» **DIRECTIONS FOR THIS TASK**: Reproduce each line of the material precisely.

» **DATA PROVIDED**:

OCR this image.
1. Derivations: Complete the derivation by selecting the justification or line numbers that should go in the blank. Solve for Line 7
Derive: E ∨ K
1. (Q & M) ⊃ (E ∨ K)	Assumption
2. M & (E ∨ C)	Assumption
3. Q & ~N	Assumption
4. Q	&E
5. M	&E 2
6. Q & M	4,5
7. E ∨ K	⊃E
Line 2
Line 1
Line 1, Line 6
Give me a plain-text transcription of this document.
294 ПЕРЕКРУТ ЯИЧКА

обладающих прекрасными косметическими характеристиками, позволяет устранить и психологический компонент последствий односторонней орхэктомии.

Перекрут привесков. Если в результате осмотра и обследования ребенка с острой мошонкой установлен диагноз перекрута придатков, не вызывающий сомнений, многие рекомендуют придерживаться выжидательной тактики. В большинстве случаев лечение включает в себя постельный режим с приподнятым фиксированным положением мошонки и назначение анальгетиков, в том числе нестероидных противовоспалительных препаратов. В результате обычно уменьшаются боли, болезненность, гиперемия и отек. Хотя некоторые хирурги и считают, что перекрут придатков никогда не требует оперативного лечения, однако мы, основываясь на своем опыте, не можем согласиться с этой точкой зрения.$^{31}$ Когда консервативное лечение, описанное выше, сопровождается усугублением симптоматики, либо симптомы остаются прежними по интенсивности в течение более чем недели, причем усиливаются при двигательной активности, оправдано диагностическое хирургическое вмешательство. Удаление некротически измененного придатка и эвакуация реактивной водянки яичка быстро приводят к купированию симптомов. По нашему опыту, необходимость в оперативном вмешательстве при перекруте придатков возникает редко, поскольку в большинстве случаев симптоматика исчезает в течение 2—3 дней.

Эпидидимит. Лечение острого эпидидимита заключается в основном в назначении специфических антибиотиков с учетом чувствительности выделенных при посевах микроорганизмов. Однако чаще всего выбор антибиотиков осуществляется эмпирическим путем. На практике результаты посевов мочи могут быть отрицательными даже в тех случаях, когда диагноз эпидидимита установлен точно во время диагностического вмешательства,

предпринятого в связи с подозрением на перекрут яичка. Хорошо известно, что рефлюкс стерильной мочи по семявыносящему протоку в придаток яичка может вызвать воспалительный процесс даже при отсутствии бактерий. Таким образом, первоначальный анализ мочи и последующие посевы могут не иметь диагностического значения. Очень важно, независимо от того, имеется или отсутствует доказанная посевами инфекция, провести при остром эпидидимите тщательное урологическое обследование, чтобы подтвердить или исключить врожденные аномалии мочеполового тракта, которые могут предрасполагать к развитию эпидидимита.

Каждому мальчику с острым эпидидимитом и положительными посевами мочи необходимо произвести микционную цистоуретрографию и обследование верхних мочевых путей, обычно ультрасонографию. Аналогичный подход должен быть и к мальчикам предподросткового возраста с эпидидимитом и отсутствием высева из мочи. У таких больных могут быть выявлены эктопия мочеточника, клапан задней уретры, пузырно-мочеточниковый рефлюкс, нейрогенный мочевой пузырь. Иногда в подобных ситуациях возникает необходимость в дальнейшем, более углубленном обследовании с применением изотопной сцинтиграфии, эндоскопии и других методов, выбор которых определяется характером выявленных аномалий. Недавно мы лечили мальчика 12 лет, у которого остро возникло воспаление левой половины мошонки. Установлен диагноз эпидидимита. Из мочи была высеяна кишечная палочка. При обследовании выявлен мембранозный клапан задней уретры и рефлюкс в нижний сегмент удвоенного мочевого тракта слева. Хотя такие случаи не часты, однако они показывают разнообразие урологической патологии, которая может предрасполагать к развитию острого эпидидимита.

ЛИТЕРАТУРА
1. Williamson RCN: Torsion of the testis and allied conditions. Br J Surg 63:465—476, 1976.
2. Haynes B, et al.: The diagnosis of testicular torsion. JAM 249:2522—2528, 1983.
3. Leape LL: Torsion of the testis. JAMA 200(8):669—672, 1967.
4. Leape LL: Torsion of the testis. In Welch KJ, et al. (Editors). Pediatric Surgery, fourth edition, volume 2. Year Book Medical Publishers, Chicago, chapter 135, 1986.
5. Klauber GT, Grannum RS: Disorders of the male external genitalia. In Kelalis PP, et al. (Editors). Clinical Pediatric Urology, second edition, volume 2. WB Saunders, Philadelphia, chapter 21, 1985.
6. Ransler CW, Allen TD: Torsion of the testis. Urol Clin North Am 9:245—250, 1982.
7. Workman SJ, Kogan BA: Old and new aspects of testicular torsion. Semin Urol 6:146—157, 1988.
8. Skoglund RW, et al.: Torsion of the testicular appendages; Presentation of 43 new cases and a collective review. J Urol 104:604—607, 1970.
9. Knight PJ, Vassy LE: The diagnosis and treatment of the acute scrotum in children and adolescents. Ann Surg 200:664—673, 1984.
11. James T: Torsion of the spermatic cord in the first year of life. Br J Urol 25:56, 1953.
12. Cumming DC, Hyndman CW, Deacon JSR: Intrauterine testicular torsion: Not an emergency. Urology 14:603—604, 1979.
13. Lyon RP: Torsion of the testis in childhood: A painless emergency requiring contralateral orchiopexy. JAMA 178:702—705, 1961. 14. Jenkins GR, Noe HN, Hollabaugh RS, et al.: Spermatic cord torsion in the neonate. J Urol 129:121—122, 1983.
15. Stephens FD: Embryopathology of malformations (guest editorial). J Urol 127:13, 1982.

» **RESULT BELOW**:
OCR this image.
1. Derivations: Complete the derivation by selecting the justification or line numbers that should go in the blank. Solve for Line 7
Derive: E ∨ K
1. (Q & M) ⊃ (E ∨ K)	Assumption
2. M & (E ∨ C)	Assumption
3. Q & ~N	Assumption
4. Q	&E
5. M	&E 2
6. Q & M	4,5
7. E ∨ K	⊃E
Line 2
Line 1
Line 1, Line 6
Give me a plain-text transcription of this document.
294 ПЕРЕКРУТ ЯИЧКА

обладающих прекрасными косметическими характеристиками, позволяет устранить и психологический компонент последствий односторонней орхэктомии.

Перекрут привесков. Если в результате осмотра и обследования ребенка с острой мошонкой установлен диагноз перекрута придатков, не вызывающий сомнений, многие рекомендуют придерживаться выжидательной тактики. В большинстве случаев лечение включает в себя постельный режим с приподнятым фиксированным положением мошонки и назначение анальгетиков, в том числе нестероидных противовоспалительных препаратов. В результате обычно уменьшаются боли, болезненность, гиперемия и отек. Хотя некоторые хирурги и считают, что перекрут придатков никогда не требует оперативного лечения, однако мы, основываясь на своем опыте, не можем согласиться с этой точкой зрения.$^{31}$ Когда консервативное лечение, описанное выше, сопровождается усугублением симптоматики, либо симптомы остаются прежними по интенсивности в течение более чем недели, причем усиливаются при двигательной активности, оправдано диагностическое хирургическое вмешательство. Удаление некротически измененного придатка и эвакуация реактивной водянки яичка быстро приводят к купированию симптомов. По нашему опыту, необходимость в оперативном вмешательстве при перекруте придатков возникает редко, поскольку в большинстве случаев симптоматика исчезает в течение 2—3 дней.

Эпидидимит. Лечение острого эпидидимита заключается в основном в назначении специфических антибиотиков с учетом чувствительности выделенных при посевах микроорганизмов. Однако чаще всего выбор антибиотиков осуществляется эмпирическим путем. На практике результаты посевов мочи могут быть отрицательными даже в тех случаях, когда диагноз эпидидимита установлен точно во время диагностического вмешательства,

предпринятого в связи с подозрением на перекрут яичка. Хорошо известно, что рефлюкс стерильной мочи по семявыносящему протоку в придаток яичка может вызвать воспалительный процесс даже при отсутствии бактерий. Таким образом, первоначальный анализ мочи и последующие посевы могут не иметь диагностического значения. Очень важно, независимо от того, имеется или отсутствует доказанная посевами инфекция, провести при остром эпидидимите тщательное урологическое обследование, чтобы подтвердить или исключить врожденные аномалии мочеполового тракта, которые могут предрасполагать к развитию эпидидимита.

Каждому мальчику с острым эпидидимитом и положительными посевами мочи необходимо произвести микционную цистоуретрографию и обследование верхних мочевых путей, обычно ультрасонографию. Аналогичный подход должен быть и к мальчикам предподросткового возраста с эпидидимитом и отсутствием высева из мочи. У таких больных могут быть выявлены эктопия мочеточника, клапан задней уретры, пузырно-мочеточниковый рефлюкс, нейрогенный мочевой пузырь. Иногда в подобных ситуациях возникает необходимость в дальнейшем, более углубленном обследовании с применением изотопной сцинтиграфии, эндоскопии и других методов, выбор которых определяется характером выявленных аномалий. Недавно мы лечили мальчика 12 лет, у которого остро возникло воспаление левой половины мошонки. Установлен диагноз эпидидимита. Из мочи была высеяна кишечная палочка. При обследовании выявлен мембранозный клапан задней уретры и рефлюкс в нижний сегмент удвоенного мочевого тракта слева. Хотя такие случаи не часты, однако они показывают разнообразие урологической патологии, которая может предрасполагать к развитию острого эпидидимита.

ЛИТЕРАТУРА
1. Williamson RCN: Torsion of the testis and allied conditions. Br J Surg 63:465—476, 1976.
2. Haynes B, et al.: The diagnosis of testicular torsion. JAM 249:2522—2528, 1983.
3. Leape LL: Torsion of the testis. JAMA 200(8):669—672, 1967.
4. Leape LL: Torsion of the testis. In Welch KJ, et al. (Editors). Pediatric Surgery, fourth edition, volume 2. Year Book Medical Publishers, Chicago, chapter 135, 1986.
5. Klauber GT, Grannum RS: Disorders of the male external genitalia. In Kelalis PP, et al. (Editors). Clinical Pediatric Urology, second edition, volume 2. WB Saunders, Philadelphia, chapter 21, 1985.
6. Ransler CW, Allen TD: Torsion of the testis. Urol Clin North Am 9:245—250, 1982.
7. Workman SJ, Kogan BA: Old and new aspects of testicular torsion. Semin Urol 6:146—157, 1988.
8. Skoglund RW, et al.: Torsion of the testicular appendages; Presentation of 43 new cases and a collective review. J Urol 104:604—607, 1970.
9. Knight PJ, Vassy LE: The diagnosis and treatment of the acute scrotum in children and adolescents. Ann Surg 200:664—673, 1984.
11. James T: Torsion of the spermatic cord in the first year of life. Br J Urol 25:56, 1953.
12. Cumming DC, Hyndman CW, Deacon JSR: Intrauterine testicular torsion: Not an emergency. Urology 14:603—604, 1979.
13. Lyon RP: Torsion of the testis in childhood: A painless emergency requiring contralateral orchiopexy. JAMA 178:702—705, 1961. 14. Jenkins GR, Noe HN, Hollabaugh RS, et al.: Spermatic cord torsion in the neonate. J Urol 129:121—122, 1983.
15. Stephens FD: Embryopathology of malformations (guest editorial). J Urol 127:13, 1982.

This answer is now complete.